▶ EXERCISE:
All of the records below need to be copied exactly.

___ ENTRIES ___

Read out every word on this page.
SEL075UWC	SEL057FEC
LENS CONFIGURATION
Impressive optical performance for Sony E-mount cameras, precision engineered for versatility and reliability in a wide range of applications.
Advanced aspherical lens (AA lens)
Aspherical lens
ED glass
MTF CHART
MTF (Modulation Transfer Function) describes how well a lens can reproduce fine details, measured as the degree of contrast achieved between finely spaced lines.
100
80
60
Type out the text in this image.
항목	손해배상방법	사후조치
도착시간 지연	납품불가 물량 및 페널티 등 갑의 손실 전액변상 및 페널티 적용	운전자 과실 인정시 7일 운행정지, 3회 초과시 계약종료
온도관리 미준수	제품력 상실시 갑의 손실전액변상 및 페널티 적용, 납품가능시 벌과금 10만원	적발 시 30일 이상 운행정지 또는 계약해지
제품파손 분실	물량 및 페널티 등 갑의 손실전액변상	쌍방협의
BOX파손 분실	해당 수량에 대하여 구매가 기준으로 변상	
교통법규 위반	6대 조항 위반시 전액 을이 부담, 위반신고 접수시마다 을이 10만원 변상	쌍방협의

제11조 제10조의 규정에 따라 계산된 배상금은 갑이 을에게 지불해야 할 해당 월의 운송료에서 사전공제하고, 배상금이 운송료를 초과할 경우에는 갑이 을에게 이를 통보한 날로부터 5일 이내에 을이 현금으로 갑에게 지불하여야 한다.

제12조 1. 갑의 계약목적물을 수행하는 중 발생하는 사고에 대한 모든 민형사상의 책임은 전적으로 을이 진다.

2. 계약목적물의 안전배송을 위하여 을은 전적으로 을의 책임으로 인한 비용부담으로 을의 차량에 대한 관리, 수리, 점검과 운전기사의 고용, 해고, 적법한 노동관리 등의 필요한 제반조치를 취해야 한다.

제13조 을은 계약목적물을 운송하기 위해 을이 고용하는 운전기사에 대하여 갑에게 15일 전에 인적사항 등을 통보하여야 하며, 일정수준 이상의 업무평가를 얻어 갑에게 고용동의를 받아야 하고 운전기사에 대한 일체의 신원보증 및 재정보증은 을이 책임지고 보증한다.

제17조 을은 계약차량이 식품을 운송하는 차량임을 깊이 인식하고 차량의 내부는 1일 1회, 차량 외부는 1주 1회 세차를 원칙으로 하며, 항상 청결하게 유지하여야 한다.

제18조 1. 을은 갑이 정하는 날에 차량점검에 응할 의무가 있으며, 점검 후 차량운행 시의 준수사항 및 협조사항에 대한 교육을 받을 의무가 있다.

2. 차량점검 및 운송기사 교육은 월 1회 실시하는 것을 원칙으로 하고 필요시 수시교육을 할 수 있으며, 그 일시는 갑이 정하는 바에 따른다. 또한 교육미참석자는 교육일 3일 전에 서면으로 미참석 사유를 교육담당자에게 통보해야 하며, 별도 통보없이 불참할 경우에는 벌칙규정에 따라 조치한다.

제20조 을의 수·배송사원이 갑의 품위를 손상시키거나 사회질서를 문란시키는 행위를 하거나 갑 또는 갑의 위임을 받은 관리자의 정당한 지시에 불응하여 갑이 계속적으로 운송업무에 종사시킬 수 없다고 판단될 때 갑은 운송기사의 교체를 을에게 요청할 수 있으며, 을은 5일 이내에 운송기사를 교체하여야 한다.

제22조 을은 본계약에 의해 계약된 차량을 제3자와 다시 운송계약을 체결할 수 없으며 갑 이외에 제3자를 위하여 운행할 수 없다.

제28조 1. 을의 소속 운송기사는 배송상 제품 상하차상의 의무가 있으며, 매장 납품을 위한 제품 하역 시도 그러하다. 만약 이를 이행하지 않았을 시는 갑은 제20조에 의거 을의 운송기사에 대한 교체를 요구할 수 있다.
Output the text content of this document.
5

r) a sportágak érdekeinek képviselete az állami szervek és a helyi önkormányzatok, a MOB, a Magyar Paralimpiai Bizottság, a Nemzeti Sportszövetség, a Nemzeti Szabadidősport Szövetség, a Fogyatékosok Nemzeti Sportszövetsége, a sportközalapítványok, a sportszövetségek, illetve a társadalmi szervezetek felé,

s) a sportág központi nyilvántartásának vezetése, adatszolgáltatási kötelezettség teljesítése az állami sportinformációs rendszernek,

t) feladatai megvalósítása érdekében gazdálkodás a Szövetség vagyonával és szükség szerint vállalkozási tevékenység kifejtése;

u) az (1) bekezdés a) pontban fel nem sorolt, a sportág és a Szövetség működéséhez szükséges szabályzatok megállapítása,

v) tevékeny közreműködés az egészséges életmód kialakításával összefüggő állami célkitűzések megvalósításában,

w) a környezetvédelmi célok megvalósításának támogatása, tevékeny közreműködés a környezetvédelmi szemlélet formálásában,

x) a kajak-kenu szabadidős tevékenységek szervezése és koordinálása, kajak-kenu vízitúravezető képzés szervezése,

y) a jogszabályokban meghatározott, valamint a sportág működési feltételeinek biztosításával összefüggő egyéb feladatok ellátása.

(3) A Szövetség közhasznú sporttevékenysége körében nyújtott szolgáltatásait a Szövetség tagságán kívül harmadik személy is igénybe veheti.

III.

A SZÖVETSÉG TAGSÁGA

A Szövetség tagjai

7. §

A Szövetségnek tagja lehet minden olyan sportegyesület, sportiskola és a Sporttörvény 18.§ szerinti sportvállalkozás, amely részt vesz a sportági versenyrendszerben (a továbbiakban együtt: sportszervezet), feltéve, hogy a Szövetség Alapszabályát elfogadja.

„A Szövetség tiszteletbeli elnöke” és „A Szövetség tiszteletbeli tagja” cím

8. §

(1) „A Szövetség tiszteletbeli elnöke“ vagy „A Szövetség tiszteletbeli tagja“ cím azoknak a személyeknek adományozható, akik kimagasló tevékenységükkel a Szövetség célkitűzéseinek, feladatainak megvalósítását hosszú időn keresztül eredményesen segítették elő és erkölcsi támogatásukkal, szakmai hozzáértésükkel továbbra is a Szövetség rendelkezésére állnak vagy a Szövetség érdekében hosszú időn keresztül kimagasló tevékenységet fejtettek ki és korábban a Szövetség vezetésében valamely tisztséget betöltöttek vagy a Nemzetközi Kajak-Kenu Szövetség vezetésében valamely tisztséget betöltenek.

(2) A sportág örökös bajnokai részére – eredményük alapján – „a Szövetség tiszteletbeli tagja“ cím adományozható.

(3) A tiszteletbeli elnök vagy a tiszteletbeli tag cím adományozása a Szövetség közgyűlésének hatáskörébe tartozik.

___

▶ ANSWER FOR THE TASK:
Read out every word on this page.
SEL075UWC	SEL057FEC
LENS CONFIGURATION
Impressive optical performance for Sony E-mount cameras, precision engineered for versatility and reliability in a wide range of applications.
Advanced aspherical lens (AA lens)
Aspherical lens
ED glass
MTF CHART
MTF (Modulation Transfer Function) describes how well a lens can reproduce fine details, measured as the degree of contrast achieved between finely spaced lines.
100
80
60
Type out the text in this image.
항목	손해배상방법	사후조치
도착시간 지연	납품불가 물량 및 페널티 등 갑의 손실 전액변상 및 페널티 적용	운전자 과실 인정시 7일 운행정지, 3회 초과시 계약종료
온도관리 미준수	제품력 상실시 갑의 손실전액변상 및 페널티 적용, 납품가능시 벌과금 10만원	적발 시 30일 이상 운행정지 또는 계약해지
제품파손 분실	물량 및 페널티 등 갑의 손실전액변상	쌍방협의
BOX파손 분실	해당 수량에 대하여 구매가 기준으로 변상	
교통법규 위반	6대 조항 위반시 전액 을이 부담, 위반신고 접수시마다 을이 10만원 변상	쌍방협의

제11조 제10조의 규정에 따라 계산된 배상금은 갑이 을에게 지불해야 할 해당 월의 운송료에서 사전공제하고, 배상금이 운송료를 초과할 경우에는 갑이 을에게 이를 통보한 날로부터 5일 이내에 을이 현금으로 갑에게 지불하여야 한다.

제12조 1. 갑의 계약목적물을 수행하는 중 발생하는 사고에 대한 모든 민형사상의 책임은 전적으로 을이 진다.

2. 계약목적물의 안전배송을 위하여 을은 전적으로 을의 책임으로 인한 비용부담으로 을의 차량에 대한 관리, 수리, 점검과 운전기사의 고용, 해고, 적법한 노동관리 등의 필요한 제반조치를 취해야 한다.

제13조 을은 계약목적물을 운송하기 위해 을이 고용하는 운전기사에 대하여 갑에게 15일 전에 인적사항 등을 통보하여야 하며, 일정수준 이상의 업무평가를 얻어 갑에게 고용동의를 받아야 하고 운전기사에 대한 일체의 신원보증 및 재정보증은 을이 책임지고 보증한다.

제17조 을은 계약차량이 식품을 운송하는 차량임을 깊이 인식하고 차량의 내부는 1일 1회, 차량 외부는 1주 1회 세차를 원칙으로 하며, 항상 청결하게 유지하여야 한다.

제18조 1. 을은 갑이 정하는 날에 차량점검에 응할 의무가 있으며, 점검 후 차량운행 시의 준수사항 및 협조사항에 대한 교육을 받을 의무가 있다.

2. 차량점검 및 운송기사 교육은 월 1회 실시하는 것을 원칙으로 하고 필요시 수시교육을 할 수 있으며, 그 일시는 갑이 정하는 바에 따른다. 또한 교육미참석자는 교육일 3일 전에 서면으로 미참석 사유를 교육담당자에게 통보해야 하며, 별도 통보없이 불참할 경우에는 벌칙규정에 따라 조치한다.

제20조 을의 수·배송사원이 갑의 품위를 손상시키거나 사회질서를 문란시키는 행위를 하거나 갑 또는 갑의 위임을 받은 관리자의 정당한 지시에 불응하여 갑이 계속적으로 운송업무에 종사시킬 수 없다고 판단될 때 갑은 운송기사의 교체를 을에게 요청할 수 있으며, 을은 5일 이내에 운송기사를 교체하여야 한다.

제22조 을은 본계약에 의해 계약된 차량을 제3자와 다시 운송계약을 체결할 수 없으며 갑 이외에 제3자를 위하여 운행할 수 없다.

제28조 1. 을의 소속 운송기사는 배송상 제품 상하차상의 의무가 있으며, 매장 납품을 위한 제품 하역 시도 그러하다. 만약 이를 이행하지 않았을 시는 갑은 제20조에 의거 을의 운송기사에 대한 교체를 요구할 수 있다.
Output the text content of this document.
5

r) a sportágak érdekeinek képviselete az állami szervek és a helyi önkormányzatok, a MOB, a Magyar Paralimpiai Bizottság, a Nemzeti Sportszövetség, a Nemzeti Szabadidősport Szövetség, a Fogyatékosok Nemzeti Sportszövetsége, a sportközalapítványok, a sportszövetségek, illetve a társadalmi szervezetek felé,

s) a sportág központi nyilvántartásának vezetése, adatszolgáltatási kötelezettség teljesítése az állami sportinformációs rendszernek,

t) feladatai megvalósítása érdekében gazdálkodás a Szövetség vagyonával és szükség szerint vállalkozási tevékenység kifejtése;

u) az (1) bekezdés a) pontban fel nem sorolt, a sportág és a Szövetség működéséhez szükséges szabályzatok megállapítása,

v) tevékeny közreműködés az egészséges életmód kialakításával összefüggő állami célkitűzések megvalósításában,

w) a környezetvédelmi célok megvalósításának támogatása, tevékeny közreműködés a környezetvédelmi szemlélet formálásában,

x) a kajak-kenu szabadidős tevékenységek szervezése és koordinálása, kajak-kenu vízitúravezető képzés szervezése,

y) a jogszabályokban meghatározott, valamint a sportág működési feltételeinek biztosításával összefüggő egyéb feladatok ellátása.

(3) A Szövetség közhasznú sporttevékenysége körében nyújtott szolgáltatásait a Szövetség tagságán kívül harmadik személy is igénybe veheti.

III.

A SZÖVETSÉG TAGSÁGA

A Szövetség tagjai

7. §

A Szövetségnek tagja lehet minden olyan sportegyesület, sportiskola és a Sporttörvény 18.§ szerinti sportvállalkozás, amely részt vesz a sportági versenyrendszerben (a továbbiakban együtt: sportszervezet), feltéve, hogy a Szövetség Alapszabályát elfogadja.

„A Szövetség tiszteletbeli elnöke” és „A Szövetség tiszteletbeli tagja” cím

8. §

(1) „A Szövetség tiszteletbeli elnöke“ vagy „A Szövetség tiszteletbeli tagja“ cím azoknak a személyeknek adományozható, akik kimagasló tevékenységükkel a Szövetség célkitűzéseinek, feladatainak megvalósítását hosszú időn keresztül eredményesen segítették elő és erkölcsi támogatásukkal, szakmai hozzáértésükkel továbbra is a Szövetség rendelkezésére állnak vagy a Szövetség érdekében hosszú időn keresztül kimagasló tevékenységet fejtettek ki és korábban a Szövetség vezetésében valamely tisztséget betöltöttek vagy a Nemzetközi Kajak-Kenu Szövetség vezetésében valamely tisztséget betöltenek.

(2) A sportág örökös bajnokai részére – eredményük alapján – „a Szövetség tiszteletbeli tagja“ cím adományozható.

(3) A tiszteletbeli elnök vagy a tiszteletbeli tag cím adományozása a Szövetség közgyűlésének hatáskörébe tartozik.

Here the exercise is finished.